Copy whichever lines contain the string "this".
— Start —
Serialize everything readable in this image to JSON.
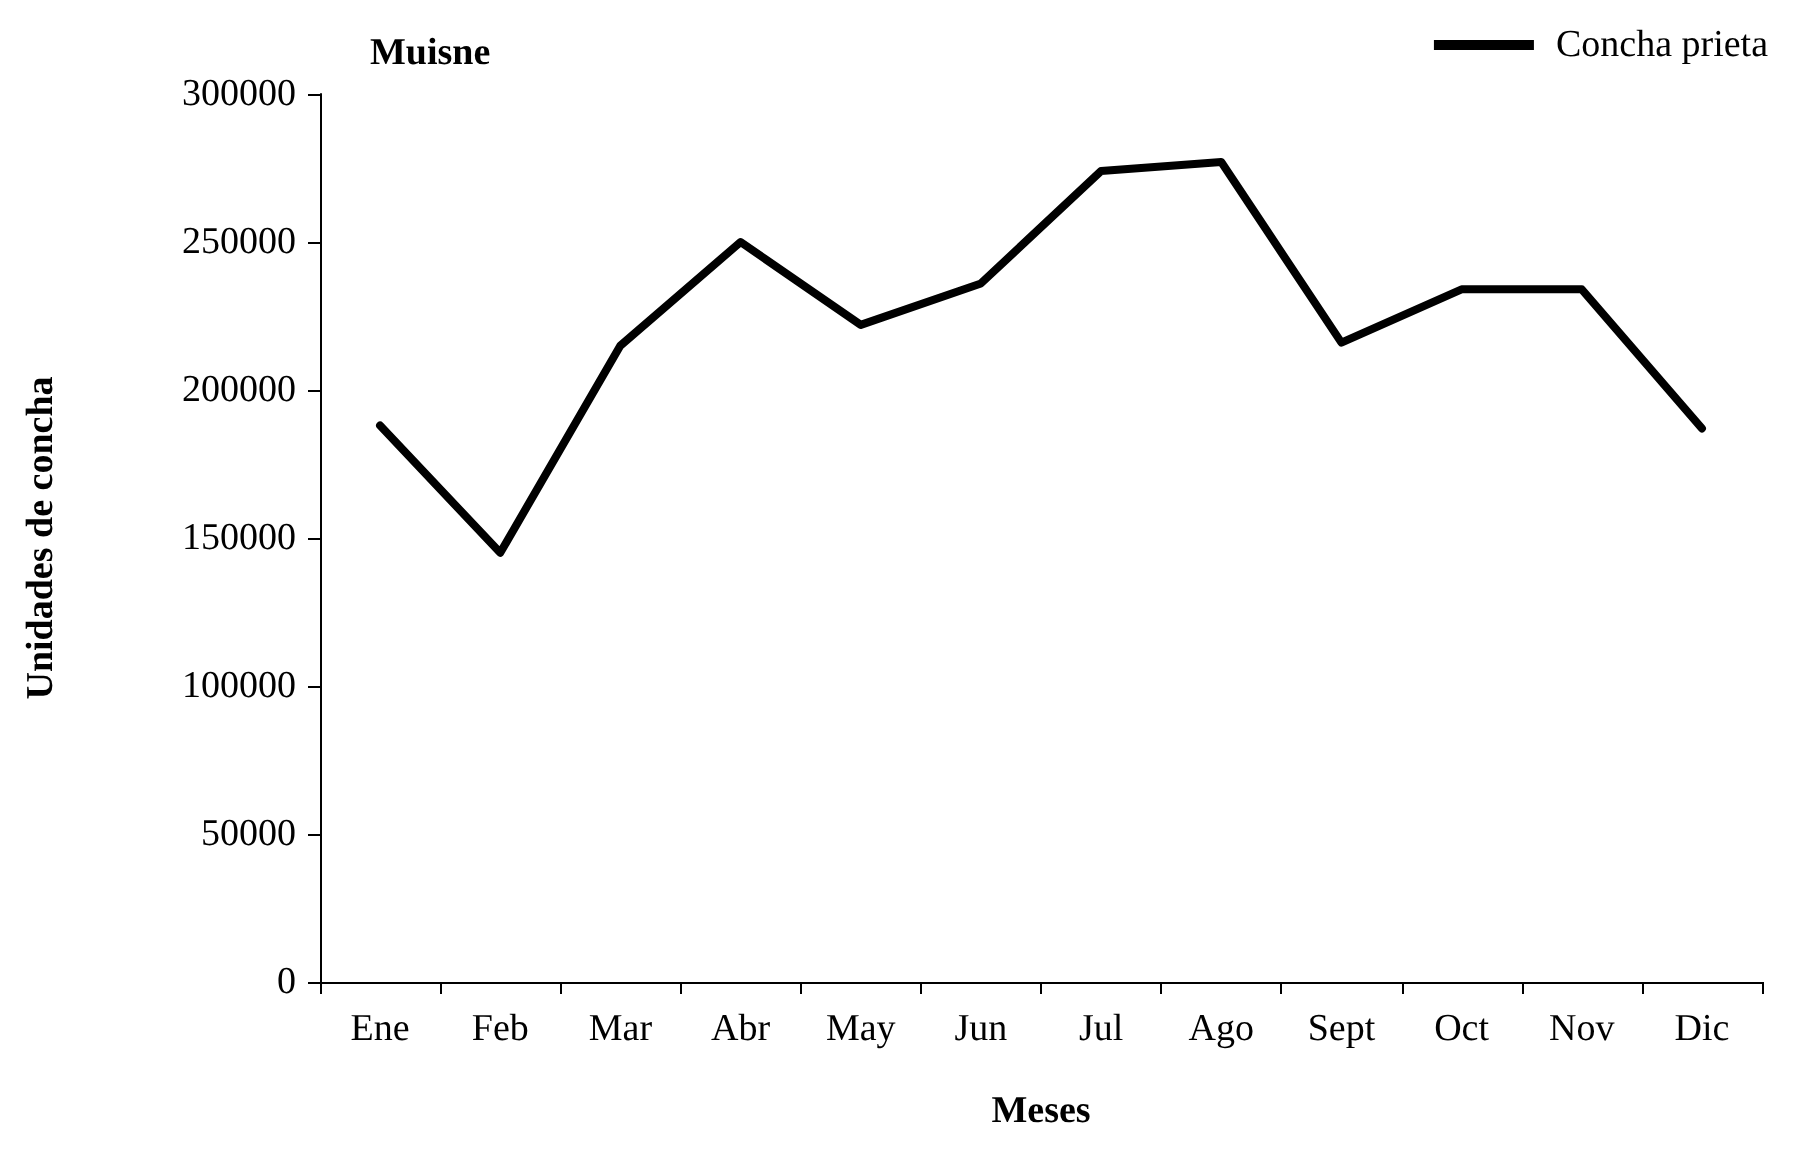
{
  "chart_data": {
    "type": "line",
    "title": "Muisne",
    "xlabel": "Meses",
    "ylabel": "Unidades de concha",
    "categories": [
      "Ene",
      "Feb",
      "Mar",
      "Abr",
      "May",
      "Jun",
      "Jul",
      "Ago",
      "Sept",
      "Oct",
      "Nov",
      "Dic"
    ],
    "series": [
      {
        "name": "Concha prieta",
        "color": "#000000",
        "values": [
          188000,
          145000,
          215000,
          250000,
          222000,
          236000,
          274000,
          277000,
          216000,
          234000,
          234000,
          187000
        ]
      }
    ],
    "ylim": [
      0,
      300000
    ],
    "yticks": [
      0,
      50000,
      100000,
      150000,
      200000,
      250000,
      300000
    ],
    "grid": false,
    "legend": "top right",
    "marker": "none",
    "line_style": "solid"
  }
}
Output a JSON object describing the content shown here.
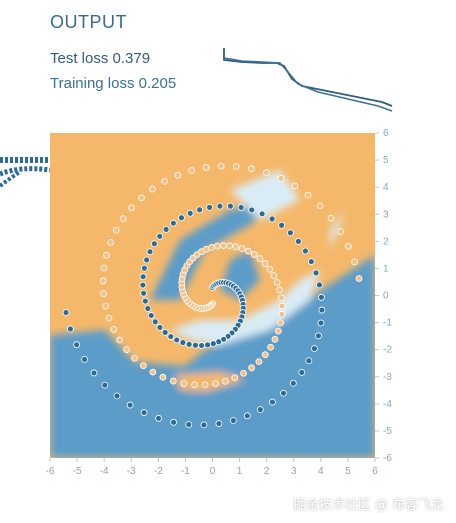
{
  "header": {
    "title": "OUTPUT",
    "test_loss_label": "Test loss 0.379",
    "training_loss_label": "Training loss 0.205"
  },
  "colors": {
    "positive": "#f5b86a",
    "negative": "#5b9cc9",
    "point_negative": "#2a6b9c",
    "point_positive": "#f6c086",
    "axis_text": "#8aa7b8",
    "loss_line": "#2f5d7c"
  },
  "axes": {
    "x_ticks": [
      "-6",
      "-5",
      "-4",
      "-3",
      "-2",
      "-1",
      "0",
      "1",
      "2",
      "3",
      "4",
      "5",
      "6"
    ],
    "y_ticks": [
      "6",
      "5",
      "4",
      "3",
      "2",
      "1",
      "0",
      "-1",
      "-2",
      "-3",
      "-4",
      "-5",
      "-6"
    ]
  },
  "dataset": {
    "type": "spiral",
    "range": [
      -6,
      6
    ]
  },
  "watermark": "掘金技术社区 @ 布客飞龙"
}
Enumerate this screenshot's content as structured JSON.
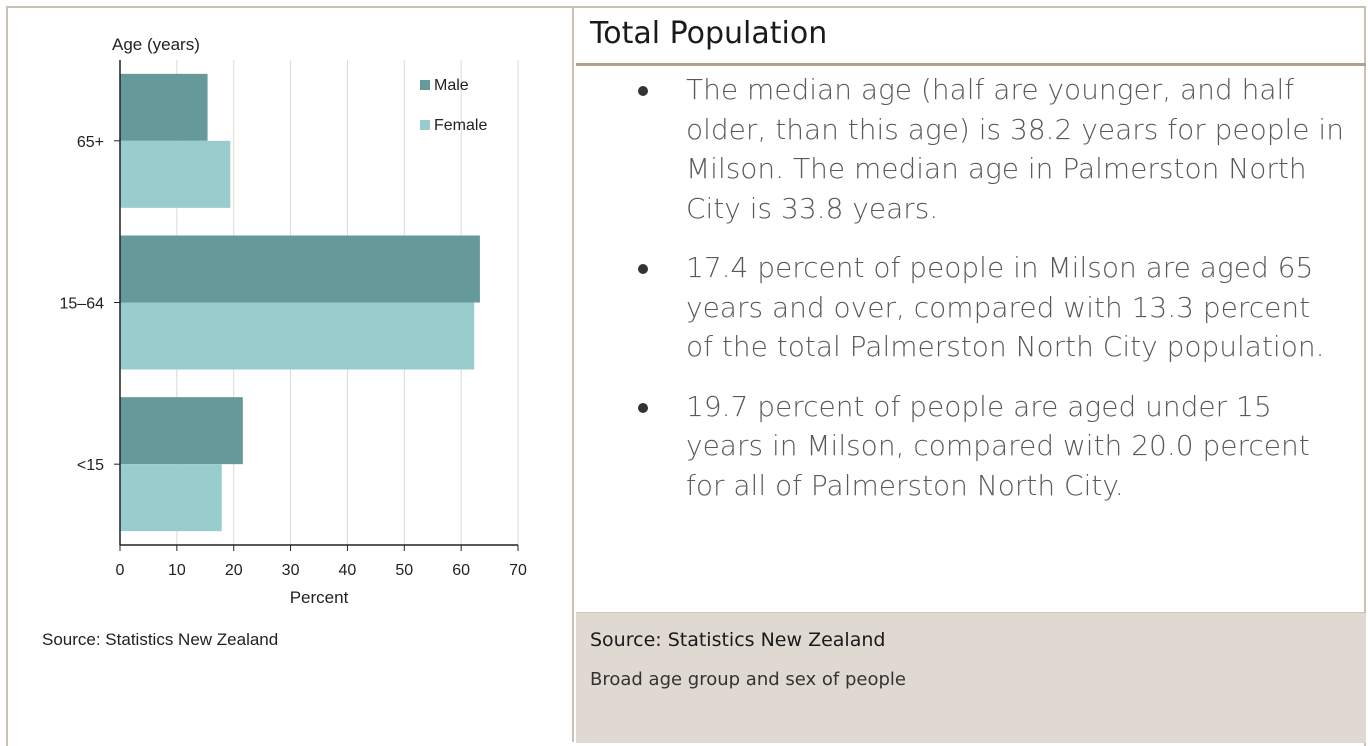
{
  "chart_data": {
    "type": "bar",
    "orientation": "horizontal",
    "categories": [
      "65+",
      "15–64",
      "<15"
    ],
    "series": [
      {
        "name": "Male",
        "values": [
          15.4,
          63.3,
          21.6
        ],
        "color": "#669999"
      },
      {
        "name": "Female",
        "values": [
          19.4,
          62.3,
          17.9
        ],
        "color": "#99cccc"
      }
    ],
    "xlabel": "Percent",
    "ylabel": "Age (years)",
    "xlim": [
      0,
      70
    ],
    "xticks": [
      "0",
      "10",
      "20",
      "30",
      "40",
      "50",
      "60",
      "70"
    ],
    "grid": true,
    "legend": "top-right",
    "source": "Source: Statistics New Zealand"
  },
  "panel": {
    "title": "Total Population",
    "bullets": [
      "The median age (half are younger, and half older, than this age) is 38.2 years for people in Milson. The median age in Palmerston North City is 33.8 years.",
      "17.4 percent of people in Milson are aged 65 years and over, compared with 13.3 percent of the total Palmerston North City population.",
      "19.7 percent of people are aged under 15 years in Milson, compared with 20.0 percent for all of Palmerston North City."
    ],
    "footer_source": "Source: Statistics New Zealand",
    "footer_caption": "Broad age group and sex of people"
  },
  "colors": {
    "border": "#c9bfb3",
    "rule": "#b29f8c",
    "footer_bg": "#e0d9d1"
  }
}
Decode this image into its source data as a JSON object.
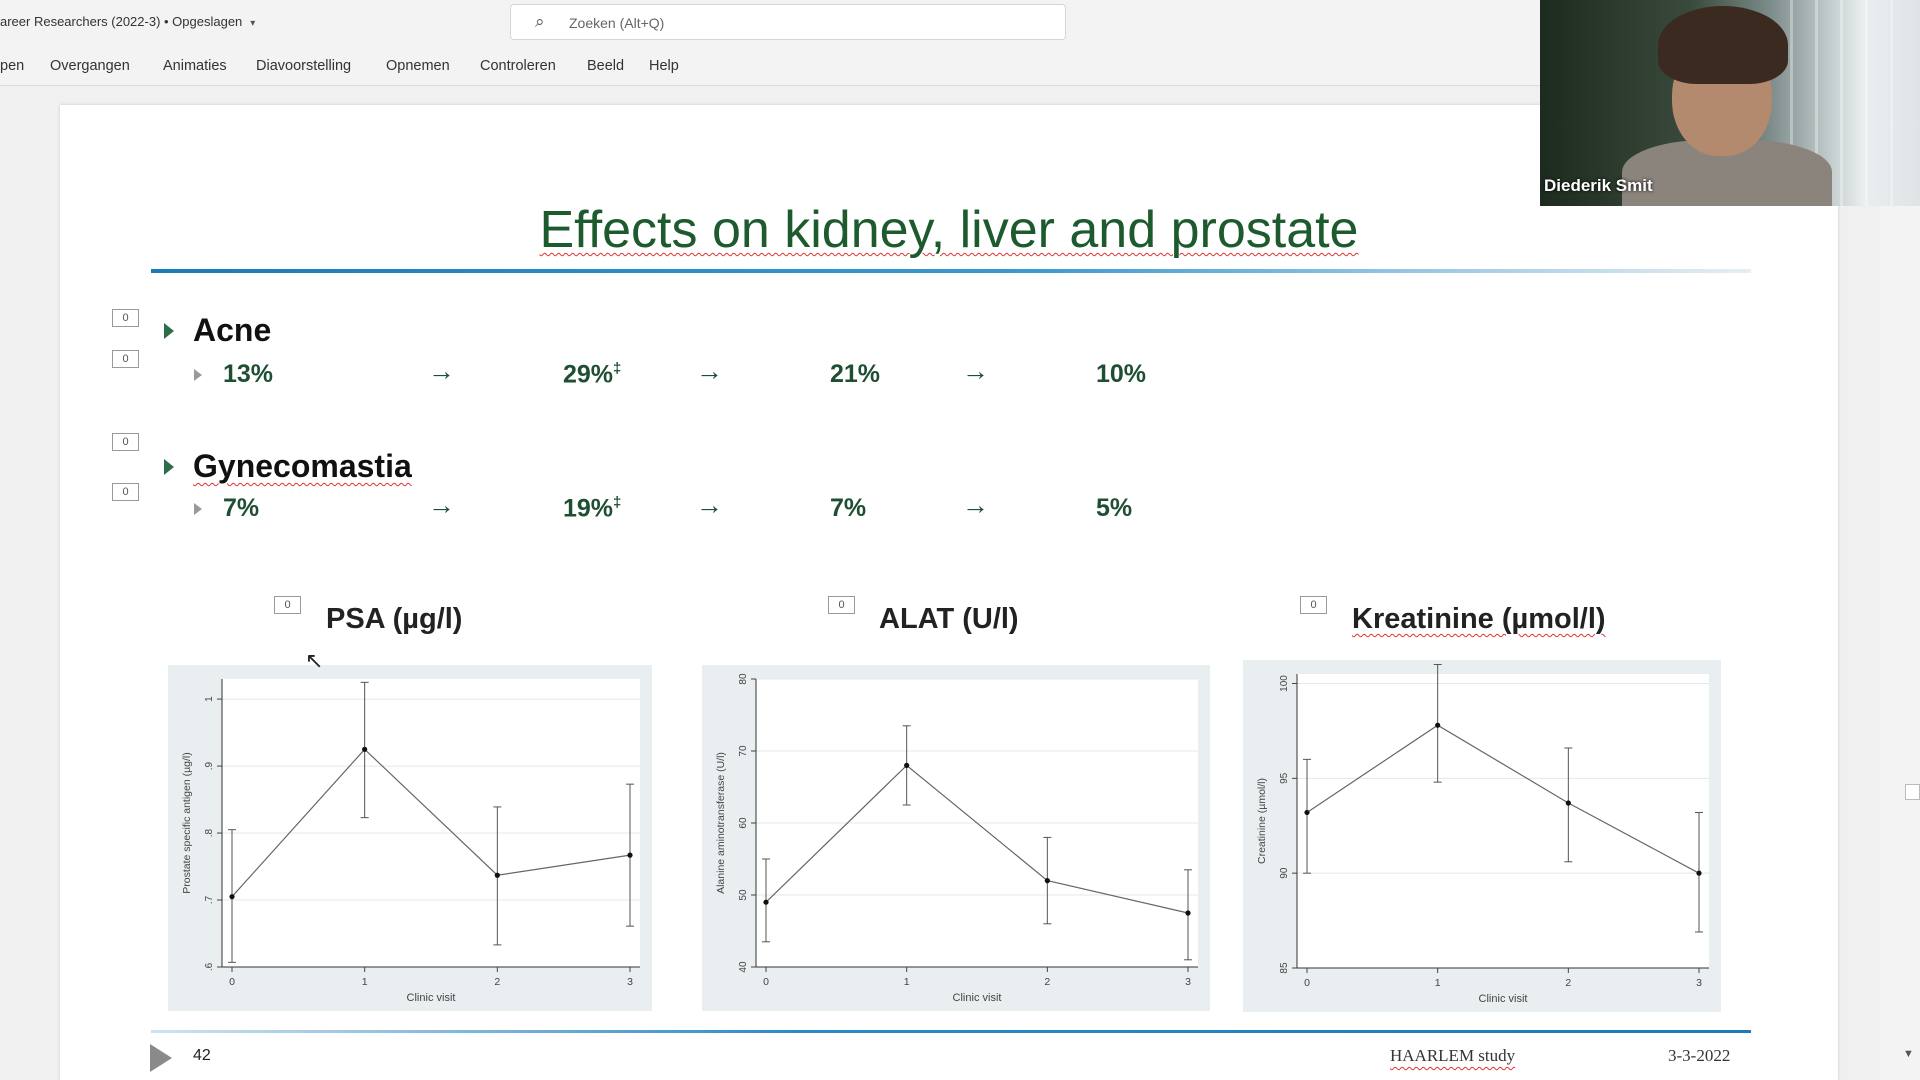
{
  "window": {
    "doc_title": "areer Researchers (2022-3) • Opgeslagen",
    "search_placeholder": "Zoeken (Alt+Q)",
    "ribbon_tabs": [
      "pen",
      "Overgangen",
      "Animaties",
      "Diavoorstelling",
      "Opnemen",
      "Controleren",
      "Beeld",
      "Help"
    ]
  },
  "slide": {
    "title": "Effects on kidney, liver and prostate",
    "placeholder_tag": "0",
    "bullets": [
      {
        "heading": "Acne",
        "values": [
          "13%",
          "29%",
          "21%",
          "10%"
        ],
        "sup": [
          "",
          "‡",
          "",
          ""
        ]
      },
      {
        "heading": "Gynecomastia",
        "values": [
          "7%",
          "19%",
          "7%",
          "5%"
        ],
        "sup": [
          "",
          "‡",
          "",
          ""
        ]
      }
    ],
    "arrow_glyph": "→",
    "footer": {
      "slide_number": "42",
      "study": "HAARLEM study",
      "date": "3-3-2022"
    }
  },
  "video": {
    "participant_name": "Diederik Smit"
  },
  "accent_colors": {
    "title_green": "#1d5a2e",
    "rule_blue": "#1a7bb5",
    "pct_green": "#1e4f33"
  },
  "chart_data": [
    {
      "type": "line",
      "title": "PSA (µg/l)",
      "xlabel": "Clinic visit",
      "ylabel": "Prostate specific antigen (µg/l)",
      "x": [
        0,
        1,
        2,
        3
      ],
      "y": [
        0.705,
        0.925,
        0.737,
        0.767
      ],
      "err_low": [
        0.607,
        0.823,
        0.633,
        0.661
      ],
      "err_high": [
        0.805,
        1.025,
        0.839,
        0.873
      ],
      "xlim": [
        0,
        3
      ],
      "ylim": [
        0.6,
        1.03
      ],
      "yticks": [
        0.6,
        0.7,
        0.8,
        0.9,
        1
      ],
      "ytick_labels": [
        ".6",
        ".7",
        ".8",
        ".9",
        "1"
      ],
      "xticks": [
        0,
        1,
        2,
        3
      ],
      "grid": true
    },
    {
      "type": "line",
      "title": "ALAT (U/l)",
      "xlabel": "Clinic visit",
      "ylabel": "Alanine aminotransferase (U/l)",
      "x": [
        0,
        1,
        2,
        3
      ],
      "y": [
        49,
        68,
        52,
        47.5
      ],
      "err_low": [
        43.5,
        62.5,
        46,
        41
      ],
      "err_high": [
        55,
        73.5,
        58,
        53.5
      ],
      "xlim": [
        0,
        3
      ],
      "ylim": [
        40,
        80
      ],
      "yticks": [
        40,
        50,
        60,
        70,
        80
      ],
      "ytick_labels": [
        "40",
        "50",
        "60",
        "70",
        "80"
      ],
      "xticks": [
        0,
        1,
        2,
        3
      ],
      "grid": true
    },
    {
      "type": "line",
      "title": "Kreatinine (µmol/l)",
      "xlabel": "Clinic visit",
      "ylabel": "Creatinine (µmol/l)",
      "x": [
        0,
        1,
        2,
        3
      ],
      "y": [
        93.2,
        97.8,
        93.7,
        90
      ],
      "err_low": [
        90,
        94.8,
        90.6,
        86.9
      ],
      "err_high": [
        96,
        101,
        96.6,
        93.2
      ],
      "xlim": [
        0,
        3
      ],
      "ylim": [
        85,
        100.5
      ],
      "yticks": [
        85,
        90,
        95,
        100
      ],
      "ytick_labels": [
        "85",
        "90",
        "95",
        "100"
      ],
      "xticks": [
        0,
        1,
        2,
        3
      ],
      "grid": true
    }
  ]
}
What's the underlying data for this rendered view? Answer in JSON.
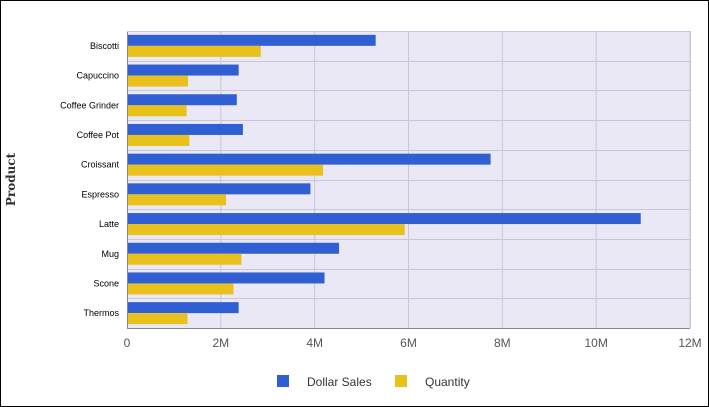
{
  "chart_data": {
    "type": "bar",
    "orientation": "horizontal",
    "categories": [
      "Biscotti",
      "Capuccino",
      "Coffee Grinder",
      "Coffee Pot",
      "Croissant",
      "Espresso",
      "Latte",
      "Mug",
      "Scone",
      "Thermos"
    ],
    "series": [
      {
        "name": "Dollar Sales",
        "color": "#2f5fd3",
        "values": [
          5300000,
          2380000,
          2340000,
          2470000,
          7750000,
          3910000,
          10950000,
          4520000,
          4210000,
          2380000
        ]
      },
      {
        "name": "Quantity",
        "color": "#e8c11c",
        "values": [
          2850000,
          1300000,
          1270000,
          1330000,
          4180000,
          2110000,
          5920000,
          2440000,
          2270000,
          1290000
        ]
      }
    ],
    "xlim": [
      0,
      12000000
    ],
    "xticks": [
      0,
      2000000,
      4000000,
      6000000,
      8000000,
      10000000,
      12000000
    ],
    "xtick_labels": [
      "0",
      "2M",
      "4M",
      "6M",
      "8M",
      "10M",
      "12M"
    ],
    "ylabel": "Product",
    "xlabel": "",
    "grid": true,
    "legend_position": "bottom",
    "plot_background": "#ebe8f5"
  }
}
— End —
The response:
Serialize everything readable in this image to JSON.
Enumerate this screenshot's content as structured JSON.
      "The median age (half are younger, and half older, than this age) is 38.2 years for people in Milson. The median age in Palmerston North City is 33.8 years.",
Decode this image into its source data as a JSON object.
What's the underlying data for this rendered view? Answer in JSON.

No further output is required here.